EXERCISE GOAL: Find each line holding the word "Volatility" and give the number of such lines, nothing else.

(Extracted records)
┏━━
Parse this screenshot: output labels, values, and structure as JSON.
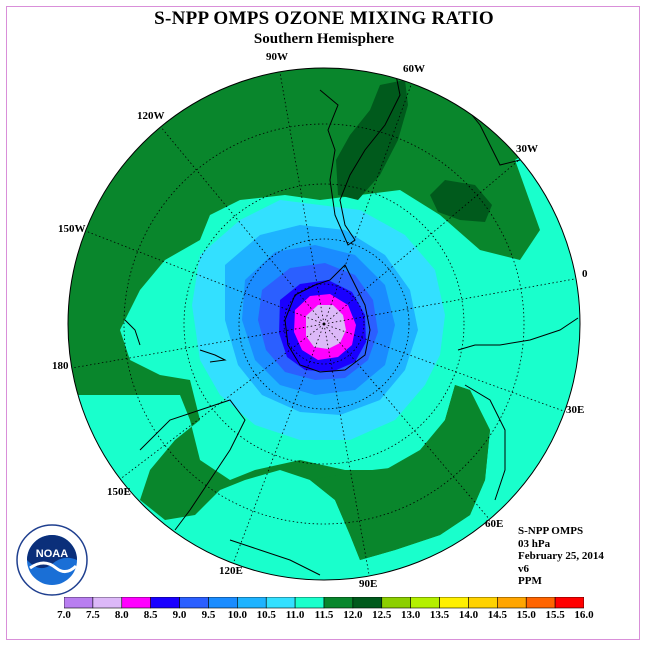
{
  "title": "S-NPP OMPS OZONE MIXING RATIO",
  "subtitle": "Southern Hemisphere",
  "longitude_labels": {
    "w90": "90W",
    "w60": "60W",
    "w30": "30W",
    "e0": "0",
    "e30": "30E",
    "e60": "60E",
    "e90": "90E",
    "e120": "120E",
    "e150": "150E",
    "l180": "180",
    "w150": "150W",
    "w120": "120W"
  },
  "info": {
    "instrument": "S-NPP OMPS",
    "level": "03 hPa",
    "date": "February 25, 2014",
    "version": "v6",
    "units": "PPM"
  },
  "logo": {
    "text": "NOAA",
    "ring_text": "NATIONAL OCEANIC AND ATMOSPHERIC ADMINISTRATION · U.S. DEPARTMENT OF COMMERCE"
  },
  "colorbar": {
    "ticks": [
      "7.0",
      "7.5",
      "8.0",
      "8.5",
      "9.0",
      "9.5",
      "10.0",
      "10.5",
      "11.0",
      "11.5",
      "12.0",
      "12.5",
      "13.0",
      "13.5",
      "14.0",
      "14.5",
      "15.0",
      "15.5",
      "16.0"
    ],
    "colors": [
      "#b87ef0",
      "#dcb8f8",
      "#ff00ff",
      "#1a00ff",
      "#2b5fff",
      "#1a8cff",
      "#1eb3ff",
      "#33e0ff",
      "#1aff cc",
      "#08862c",
      "#005a1c",
      "#8ccf00",
      "#b4f000",
      "#fff000",
      "#ffd200",
      "#ffa500",
      "#ff6400",
      "#ff0000",
      "#8c5028"
    ]
  }
}
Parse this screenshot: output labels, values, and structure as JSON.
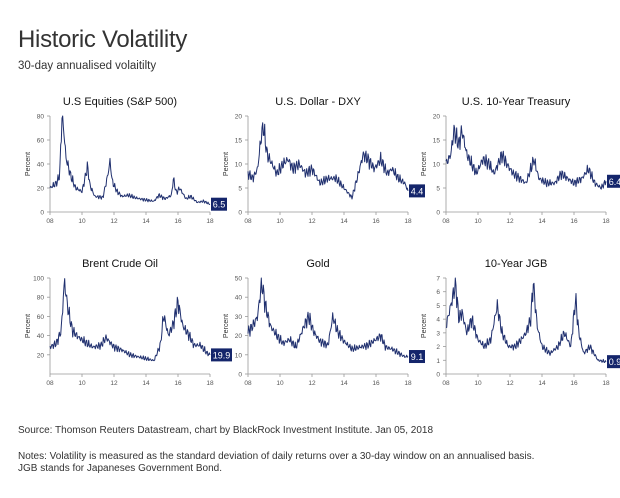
{
  "title": "Historic Volatility",
  "subtitle": "30-day annualised volaitilty",
  "source": "Source: Thomson Reuters Datastream, chart by BlackRock Investment Institute. Jan 05, 2018",
  "notes_line1": "Notes: Volatility is measured as the standard deviation of daily returns over a 30-day window on an annualised basis.",
  "notes_line2": "JGB stands for Japaneses Government Bond.",
  "colors": {
    "line": "#1f2f6e",
    "badge": "#14256b",
    "axis": "#999999"
  },
  "chart_data": [
    {
      "type": "line",
      "title": "U.S Equities (S&P 500)",
      "ylabel": "Percent",
      "ylim": [
        0,
        80
      ],
      "yticks": [
        0,
        20,
        40,
        60,
        80
      ],
      "xlim": [
        2008,
        2018
      ],
      "xticks": [
        "08",
        "10",
        "12",
        "14",
        "16",
        "18"
      ],
      "last_value_label": "6.5",
      "x": [
        2008.0,
        2008.4,
        2008.6,
        2008.75,
        2008.85,
        2009.0,
        2009.3,
        2009.6,
        2010.0,
        2010.35,
        2010.5,
        2010.8,
        2011.3,
        2011.6,
        2011.75,
        2011.9,
        2012.2,
        2012.5,
        2012.9,
        2013.3,
        2013.6,
        2014.0,
        2014.5,
        2014.8,
        2015.2,
        2015.6,
        2015.7,
        2015.9,
        2016.1,
        2016.5,
        2016.8,
        2017.2,
        2017.6,
        2018.0
      ],
      "values": [
        20,
        24,
        30,
        79,
        70,
        45,
        30,
        20,
        17,
        38,
        22,
        13,
        12,
        30,
        42,
        25,
        17,
        13,
        14,
        12,
        11,
        10,
        9,
        14,
        11,
        14,
        28,
        16,
        20,
        11,
        13,
        8,
        9,
        6.5
      ]
    },
    {
      "type": "line",
      "title": "U.S. Dollar - DXY",
      "ylabel": "Percent",
      "ylim": [
        0,
        20
      ],
      "yticks": [
        0,
        5,
        10,
        15,
        20
      ],
      "xlim": [
        2008,
        2018
      ],
      "xticks": [
        "08",
        "10",
        "12",
        "14",
        "16",
        "18"
      ],
      "last_value_label": "4.4",
      "x": [
        2008.0,
        2008.3,
        2008.6,
        2008.8,
        2008.95,
        2009.2,
        2009.5,
        2009.8,
        2010.2,
        2010.5,
        2010.8,
        2011.2,
        2011.6,
        2012.0,
        2012.5,
        2013.0,
        2013.5,
        2014.0,
        2014.5,
        2014.9,
        2015.2,
        2015.5,
        2015.9,
        2016.3,
        2016.7,
        2017.0,
        2017.4,
        2017.8,
        2018.0
      ],
      "values": [
        8,
        7,
        9,
        15,
        18,
        12,
        10,
        8,
        10,
        11,
        9,
        10,
        8,
        9,
        6,
        7,
        7,
        5,
        3,
        8,
        12,
        11,
        9,
        11,
        8,
        9,
        7,
        6,
        4.4
      ]
    },
    {
      "type": "line",
      "title": "U.S. 10-Year Treasury",
      "ylabel": "Percent",
      "ylim": [
        0,
        20
      ],
      "yticks": [
        0,
        5,
        10,
        15,
        20
      ],
      "xlim": [
        2008,
        2018
      ],
      "xticks": [
        "08",
        "10",
        "12",
        "14",
        "16",
        "18"
      ],
      "last_value_label": "6.4",
      "x": [
        2008.0,
        2008.3,
        2008.5,
        2008.8,
        2009.0,
        2009.3,
        2009.6,
        2009.9,
        2010.3,
        2010.7,
        2011.0,
        2011.5,
        2011.8,
        2012.2,
        2012.6,
        2013.0,
        2013.5,
        2013.8,
        2014.3,
        2014.8,
        2015.2,
        2015.6,
        2016.0,
        2016.5,
        2016.9,
        2017.3,
        2017.7,
        2018.0
      ],
      "values": [
        10,
        12,
        17,
        14,
        17,
        12,
        10,
        8,
        11,
        10,
        8,
        12,
        10,
        8,
        7,
        6,
        11,
        7,
        6,
        6,
        8,
        7,
        6,
        7,
        9,
        6,
        5,
        6.4
      ]
    },
    {
      "type": "line",
      "title": "Brent Crude Oil",
      "ylabel": "Percent",
      "ylim": [
        0,
        100
      ],
      "yticks": [
        20,
        40,
        60,
        80,
        100
      ],
      "xlim": [
        2008,
        2018
      ],
      "xticks": [
        "08",
        "10",
        "12",
        "14",
        "16",
        "18"
      ],
      "last_value_label": "19.9",
      "x": [
        2008.0,
        2008.4,
        2008.7,
        2008.9,
        2009.1,
        2009.4,
        2009.8,
        2010.3,
        2010.7,
        2011.2,
        2011.5,
        2012.0,
        2012.5,
        2013.0,
        2013.5,
        2014.0,
        2014.5,
        2014.9,
        2015.1,
        2015.4,
        2015.7,
        2016.0,
        2016.3,
        2016.7,
        2017.0,
        2017.4,
        2017.8,
        2018.0
      ],
      "values": [
        28,
        32,
        45,
        97,
        70,
        45,
        38,
        32,
        28,
        30,
        38,
        28,
        25,
        20,
        18,
        16,
        14,
        30,
        62,
        40,
        52,
        75,
        50,
        40,
        30,
        30,
        22,
        19.9
      ]
    },
    {
      "type": "line",
      "title": "Gold",
      "ylabel": "Percent",
      "ylim": [
        0,
        50
      ],
      "yticks": [
        0,
        10,
        20,
        30,
        40,
        50
      ],
      "xlim": [
        2008,
        2018
      ],
      "xticks": [
        "08",
        "10",
        "12",
        "14",
        "16",
        "18"
      ],
      "last_value_label": "9.1",
      "x": [
        2008.0,
        2008.3,
        2008.6,
        2008.85,
        2009.1,
        2009.4,
        2009.8,
        2010.2,
        2010.6,
        2011.0,
        2011.5,
        2011.8,
        2012.1,
        2012.5,
        2013.0,
        2013.3,
        2013.6,
        2014.0,
        2014.5,
        2015.0,
        2015.5,
        2016.0,
        2016.3,
        2016.6,
        2017.0,
        2017.4,
        2017.8,
        2018.0
      ],
      "values": [
        22,
        25,
        30,
        48,
        35,
        25,
        20,
        16,
        18,
        14,
        25,
        30,
        22,
        17,
        15,
        30,
        22,
        17,
        13,
        14,
        15,
        18,
        20,
        14,
        13,
        11,
        9,
        9.1
      ]
    },
    {
      "type": "line",
      "title": "10-Year JGB",
      "ylabel": "Percent",
      "ylim": [
        0,
        7
      ],
      "yticks": [
        0,
        1,
        2,
        3,
        4,
        5,
        6,
        7
      ],
      "xlim": [
        2008,
        2018
      ],
      "xticks": [
        "08",
        "10",
        "12",
        "14",
        "16",
        "18"
      ],
      "last_value_label": "0.9",
      "x": [
        2008.0,
        2008.3,
        2008.6,
        2008.8,
        2009.0,
        2009.3,
        2009.6,
        2010.0,
        2010.4,
        2010.8,
        2011.2,
        2011.5,
        2011.9,
        2012.3,
        2012.7,
        2013.0,
        2013.3,
        2013.45,
        2013.7,
        2014.0,
        2014.5,
        2015.0,
        2015.4,
        2015.8,
        2016.1,
        2016.3,
        2016.6,
        2017.0,
        2017.5,
        2018.0
      ],
      "values": [
        3.5,
        5,
        6.6,
        4,
        4.5,
        3,
        4,
        2.5,
        2,
        2.5,
        5,
        3,
        2,
        2,
        2.5,
        3,
        4,
        6.7,
        3.5,
        2,
        1.5,
        2,
        3,
        2,
        5.5,
        3,
        1.5,
        2,
        1,
        0.9
      ]
    }
  ]
}
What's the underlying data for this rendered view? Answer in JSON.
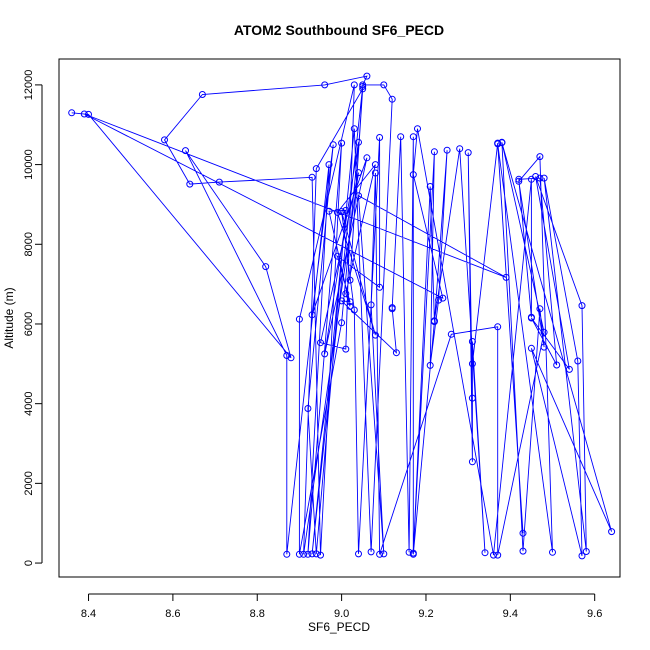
┗━━
CORRECT RESULT: 2